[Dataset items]
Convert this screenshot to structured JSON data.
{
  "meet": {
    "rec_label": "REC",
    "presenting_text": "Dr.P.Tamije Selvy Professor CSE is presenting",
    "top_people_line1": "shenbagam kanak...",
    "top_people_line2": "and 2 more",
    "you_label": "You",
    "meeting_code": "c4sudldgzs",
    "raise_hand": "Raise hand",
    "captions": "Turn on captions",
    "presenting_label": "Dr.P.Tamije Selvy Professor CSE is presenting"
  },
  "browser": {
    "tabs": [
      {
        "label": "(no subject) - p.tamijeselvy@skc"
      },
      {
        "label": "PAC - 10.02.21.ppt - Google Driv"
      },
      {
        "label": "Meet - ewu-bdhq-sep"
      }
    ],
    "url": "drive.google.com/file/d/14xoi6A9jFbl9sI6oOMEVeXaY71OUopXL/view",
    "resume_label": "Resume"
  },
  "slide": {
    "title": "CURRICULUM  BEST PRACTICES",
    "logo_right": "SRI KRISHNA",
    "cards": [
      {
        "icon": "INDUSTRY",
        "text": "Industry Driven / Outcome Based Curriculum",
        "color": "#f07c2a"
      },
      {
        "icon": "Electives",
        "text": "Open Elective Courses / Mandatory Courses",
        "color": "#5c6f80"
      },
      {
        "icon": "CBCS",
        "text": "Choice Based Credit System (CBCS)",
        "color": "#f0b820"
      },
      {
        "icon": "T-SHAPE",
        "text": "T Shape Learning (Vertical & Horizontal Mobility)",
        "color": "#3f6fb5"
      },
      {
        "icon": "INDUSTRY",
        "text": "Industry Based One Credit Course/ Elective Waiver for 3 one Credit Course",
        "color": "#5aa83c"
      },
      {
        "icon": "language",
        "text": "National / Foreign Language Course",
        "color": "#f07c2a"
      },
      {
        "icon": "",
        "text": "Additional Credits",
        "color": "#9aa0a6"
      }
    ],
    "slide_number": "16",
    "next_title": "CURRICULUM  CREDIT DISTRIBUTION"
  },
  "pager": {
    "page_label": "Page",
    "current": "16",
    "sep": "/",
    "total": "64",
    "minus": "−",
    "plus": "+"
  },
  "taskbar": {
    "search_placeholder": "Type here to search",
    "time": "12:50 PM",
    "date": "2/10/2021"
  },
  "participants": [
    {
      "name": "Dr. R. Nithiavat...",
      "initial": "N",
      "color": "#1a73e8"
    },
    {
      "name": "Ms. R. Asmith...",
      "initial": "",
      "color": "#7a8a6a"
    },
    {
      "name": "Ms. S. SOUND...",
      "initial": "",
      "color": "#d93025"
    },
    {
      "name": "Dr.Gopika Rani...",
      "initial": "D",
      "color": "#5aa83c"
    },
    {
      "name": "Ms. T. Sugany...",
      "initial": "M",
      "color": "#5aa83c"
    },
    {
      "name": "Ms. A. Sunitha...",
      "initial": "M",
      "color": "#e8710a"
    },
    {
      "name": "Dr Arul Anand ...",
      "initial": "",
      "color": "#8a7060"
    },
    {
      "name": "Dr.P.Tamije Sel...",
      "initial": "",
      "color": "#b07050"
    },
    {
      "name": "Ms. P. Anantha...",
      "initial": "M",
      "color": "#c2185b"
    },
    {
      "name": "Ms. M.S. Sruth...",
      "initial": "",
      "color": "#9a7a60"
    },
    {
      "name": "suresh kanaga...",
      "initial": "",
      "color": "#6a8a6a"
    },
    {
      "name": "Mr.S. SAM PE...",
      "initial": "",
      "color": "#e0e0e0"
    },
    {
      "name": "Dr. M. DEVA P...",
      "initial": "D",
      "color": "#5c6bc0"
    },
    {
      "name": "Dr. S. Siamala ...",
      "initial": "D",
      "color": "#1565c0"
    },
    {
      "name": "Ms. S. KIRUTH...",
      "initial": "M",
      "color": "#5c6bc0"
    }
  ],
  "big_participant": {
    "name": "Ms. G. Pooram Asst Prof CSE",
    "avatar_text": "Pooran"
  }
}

## Exercise requirements
Repeat every record, keeping each word and mark exactly as it is.

## Complete response
Convert this screenshot to structured JSON data.
{
  "meet": {
    "rec_label": "REC",
    "presenting_text": "Dr.P.Tamije Selvy Professor CSE is presenting",
    "top_people_line1": "shenbagam kanak...",
    "top_people_line2": "and 2 more",
    "you_label": "You",
    "meeting_code": "c4sudldgzs",
    "raise_hand": "Raise hand",
    "captions": "Turn on captions",
    "presenting_label": "Dr.P.Tamije Selvy Professor CSE is presenting"
  },
  "browser": {
    "tabs": [
      {
        "label": "(no subject) - p.tamijeselvy@skc"
      },
      {
        "label": "PAC - 10.02.21.ppt - Google Driv"
      },
      {
        "label": "Meet - ewu-bdhq-sep"
      }
    ],
    "url": "drive.google.com/file/d/14xoi6A9jFbl9sI6oOMEVeXaY71OUopXL/view",
    "resume_label": "Resume"
  },
  "slide": {
    "title": "CURRICULUM  BEST PRACTICES",
    "logo_right": "SRI KRISHNA",
    "cards": [
      {
        "icon": "INDUSTRY",
        "text": "Industry Driven / Outcome Based Curriculum",
        "color": "#f07c2a"
      },
      {
        "icon": "Electives",
        "text": "Open Elective Courses / Mandatory Courses",
        "color": "#5c6f80"
      },
      {
        "icon": "CBCS",
        "text": "Choice Based Credit System (CBCS)",
        "color": "#f0b820"
      },
      {
        "icon": "T-SHAPE",
        "text": "T Shape Learning (Vertical & Horizontal Mobility)",
        "color": "#3f6fb5"
      },
      {
        "icon": "INDUSTRY",
        "text": "Industry Based One Credit Course/ Elective Waiver for 3 one Credit Course",
        "color": "#5aa83c"
      },
      {
        "icon": "language",
        "text": "National / Foreign Language Course",
        "color": "#f07c2a"
      },
      {
        "icon": "",
        "text": "Additional Credits",
        "color": "#9aa0a6"
      }
    ],
    "slide_number": "16",
    "next_title": "CURRICULUM  CREDIT DISTRIBUTION"
  },
  "pager": {
    "page_label": "Page",
    "current": "16",
    "sep": "/",
    "total": "64",
    "minus": "−",
    "plus": "+"
  },
  "taskbar": {
    "search_placeholder": "Type here to search",
    "time": "12:50 PM",
    "date": "2/10/2021"
  },
  "participants": [
    {
      "name": "Dr. R. Nithiavat...",
      "initial": "N",
      "color": "#1a73e8"
    },
    {
      "name": "Ms. R. Asmith...",
      "initial": "",
      "color": "#7a8a6a"
    },
    {
      "name": "Ms. S. SOUND...",
      "initial": "",
      "color": "#d93025"
    },
    {
      "name": "Dr.Gopika Rani...",
      "initial": "D",
      "color": "#5aa83c"
    },
    {
      "name": "Ms. T. Sugany...",
      "initial": "M",
      "color": "#5aa83c"
    },
    {
      "name": "Ms. A. Sunitha...",
      "initial": "M",
      "color": "#e8710a"
    },
    {
      "name": "Dr Arul Anand ...",
      "initial": "",
      "color": "#8a7060"
    },
    {
      "name": "Dr.P.Tamije Sel...",
      "initial": "",
      "color": "#b07050"
    },
    {
      "name": "Ms. P. Anantha...",
      "initial": "M",
      "color": "#c2185b"
    },
    {
      "name": "Ms. M.S. Sruth...",
      "initial": "",
      "color": "#9a7a60"
    },
    {
      "name": "suresh kanaga...",
      "initial": "",
      "color": "#6a8a6a"
    },
    {
      "name": "Mr.S. SAM PE...",
      "initial": "",
      "color": "#e0e0e0"
    },
    {
      "name": "Dr. M. DEVA P...",
      "initial": "D",
      "color": "#5c6bc0"
    },
    {
      "name": "Dr. S. Siamala ...",
      "initial": "D",
      "color": "#1565c0"
    },
    {
      "name": "Ms. S. KIRUTH...",
      "initial": "M",
      "color": "#5c6bc0"
    }
  ],
  "big_participant": {
    "name": "Ms. G. Pooram Asst Prof CSE",
    "avatar_text": "Pooran"
  }
}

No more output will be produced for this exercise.